=== Records contained in a dataset ===
---*---
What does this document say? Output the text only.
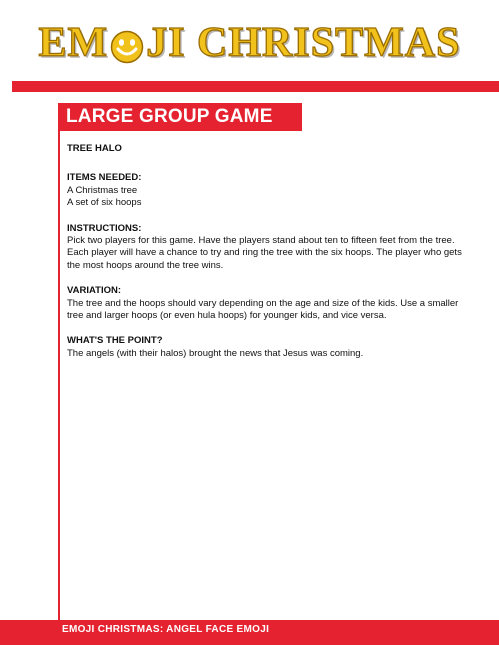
EM JI CHRISTMAS
LARGE GROUP GAME
TREE HALO
ITEMS NEEDED:

A Christmas tree

A set of six hoops

INSTRUCTIONS:

Pick two players for this game. Have the players stand about ten to fifteen feet from the tree. Each player will have a chance to try and ring the tree with the six hoops. The player who gets the most hoops around the tree wins.

VARIATION:

The tree and the hoops should vary depending on the age and size of the kids. Use a smaller tree and larger hoops (or even hula hoops) for younger kids, and vice versa.

WHAT'S THE POINT?

The angels (with their halos) brought the news that Jesus was coming.

EMOJI CHRISTMAS: ANGEL FACE EMOJI
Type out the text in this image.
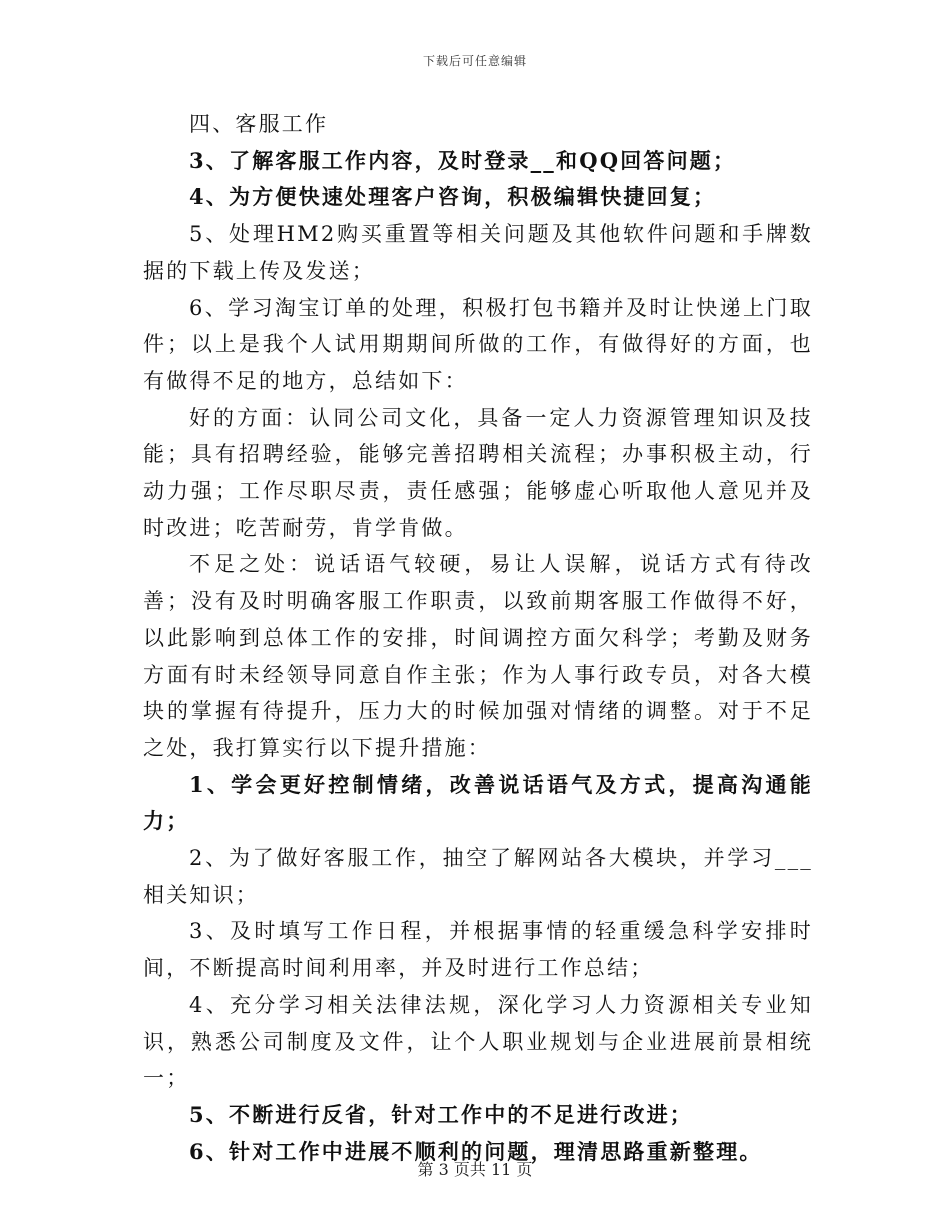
下载后可任意编辑

四、客服工作

3、了解客服工作内容，及时登录__和QQ回答问题；

4、为方便快速处理客户咨询，积极编辑快捷回复；

5、处理HM2购买重置等相关问题及其他软件问题和手牌数据的下载上传及发送；

6、学习淘宝订单的处理，积极打包书籍并及时让快递上门取件；以上是我个人试用期期间所做的工作，有做得好的方面，也有做得不足的地方，总结如下：

好的方面：认同公司文化，具备一定人力资源管理知识及技能；具有招聘经验，能够完善招聘相关流程；办事积极主动，行动力强；工作尽职尽责，责任感强；能够虚心听取他人意见并及时改进；吃苦耐劳，肯学肯做。

不足之处：说话语气较硬，易让人误解，说话方式有待改善；没有及时明确客服工作职责，以致前期客服工作做得不好，以此影响到总体工作的安排，时间调控方面欠科学；考勤及财务方面有时未经领导同意自作主张；作为人事行政专员，对各大模块的掌握有待提升，压力大的时候加强对情绪的调整。对于不足之处，我打算实行以下提升措施：

1、学会更好控制情绪，改善说话语气及方式，提高沟通能力；

2、为了做好客服工作，抽空了解网站各大模块，并学习___相关知识；

3、及时填写工作日程，并根据事情的轻重缓急科学安排时间，不断提高时间利用率，并及时进行工作总结；

4、充分学习相关法律法规，深化学习人力资源相关专业知识，熟悉公司制度及文件，让个人职业规划与企业进展前景相统一；

5、不断进行反省，针对工作中的不足进行改进；

6、针对工作中进展不顺利的问题，理清思路重新整理。

第 3 页共 11 页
---*---
=== EXERCISE TASK ===
Restate every record exactly, please; do not copy the pictures.

=== ANSWER ===
What does this document say? Output the text only.
EM JI CHRISTMAS
LARGE GROUP GAME
TREE HALO
ITEMS NEEDED:

A Christmas tree

A set of six hoops

INSTRUCTIONS:

Pick two players for this game. Have the players stand about ten to fifteen feet from the tree. Each player will have a chance to try and ring the tree with the six hoops. The player who gets the most hoops around the tree wins.

VARIATION:

The tree and the hoops should vary depending on the age and size of the kids. Use a smaller tree and larger hoops (or even hula hoops) for younger kids, and vice versa.

WHAT'S THE POINT?

The angels (with their halos) brought the news that Jesus was coming.

EMOJI CHRISTMAS: ANGEL FACE EMOJI
Type out the text in this image.
下载后可任意编辑

四、客服工作

3、了解客服工作内容，及时登录__和QQ回答问题；

4、为方便快速处理客户咨询，积极编辑快捷回复；

5、处理HM2购买重置等相关问题及其他软件问题和手牌数据的下载上传及发送；

6、学习淘宝订单的处理，积极打包书籍并及时让快递上门取件；以上是我个人试用期期间所做的工作，有做得好的方面，也有做得不足的地方，总结如下：

好的方面：认同公司文化，具备一定人力资源管理知识及技能；具有招聘经验，能够完善招聘相关流程；办事积极主动，行动力强；工作尽职尽责，责任感强；能够虚心听取他人意见并及时改进；吃苦耐劳，肯学肯做。

不足之处：说话语气较硬，易让人误解，说话方式有待改善；没有及时明确客服工作职责，以致前期客服工作做得不好，以此影响到总体工作的安排，时间调控方面欠科学；考勤及财务方面有时未经领导同意自作主张；作为人事行政专员，对各大模块的掌握有待提升，压力大的时候加强对情绪的调整。对于不足之处，我打算实行以下提升措施：

1、学会更好控制情绪，改善说话语气及方式，提高沟通能力；

2、为了做好客服工作，抽空了解网站各大模块，并学习___相关知识；

3、及时填写工作日程，并根据事情的轻重缓急科学安排时间，不断提高时间利用率，并及时进行工作总结；

4、充分学习相关法律法规，深化学习人力资源相关专业知识，熟悉公司制度及文件，让个人职业规划与企业进展前景相统一；

5、不断进行反省，针对工作中的不足进行改进；

6、针对工作中进展不顺利的问题，理清思路重新整理。

第 3 页共 11 页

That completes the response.